TASK DIRECTIONS: Rewrite the material below with "screenshot" swapped for "image" and everything else left as it is. Leave the pictures out.

PROVIDED MATERIAL:
************
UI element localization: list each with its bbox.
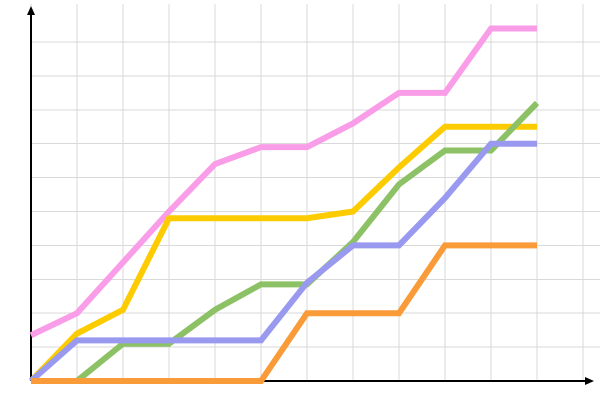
series-line-yellow[interactable] [28,123,537,384]
y-axis-arrow-icon [27,6,35,15]
series-line-green[interactable] [31,100,540,384]
data-series-group [28,25,540,384]
vertical-gridlines [30,4,584,381]
series-line-blue[interactable] [29,140,537,384]
series-line-pink[interactable] [29,25,537,338]
horizontal-gridlines [31,41,600,348]
chart-axes [27,6,594,385]
series-line-orange[interactable] [31,242,537,384]
x-axis-arrow-icon [585,377,594,385]
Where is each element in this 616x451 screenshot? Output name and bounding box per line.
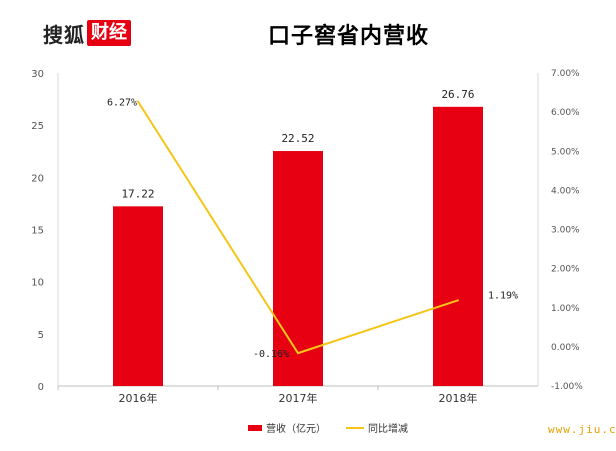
************
RESULT OF THIS EXERCISE:
UI element localization: list each with its bbox.
series-line-yellow[interactable] [28,123,537,384]
y-axis-arrow-icon [27,6,35,15]
series-line-green[interactable] [31,100,540,384]
data-series-group [28,25,540,384]
vertical-gridlines [30,4,584,381]
series-line-blue[interactable] [29,140,537,384]
series-line-pink[interactable] [29,25,537,338]
horizontal-gridlines [31,41,600,348]
chart-axes [27,6,594,385]
series-line-orange[interactable] [31,242,537,384]
x-axis-arrow-icon [585,377,594,385]
Where is each element in this 616x451 image? Output name and bounding box per line.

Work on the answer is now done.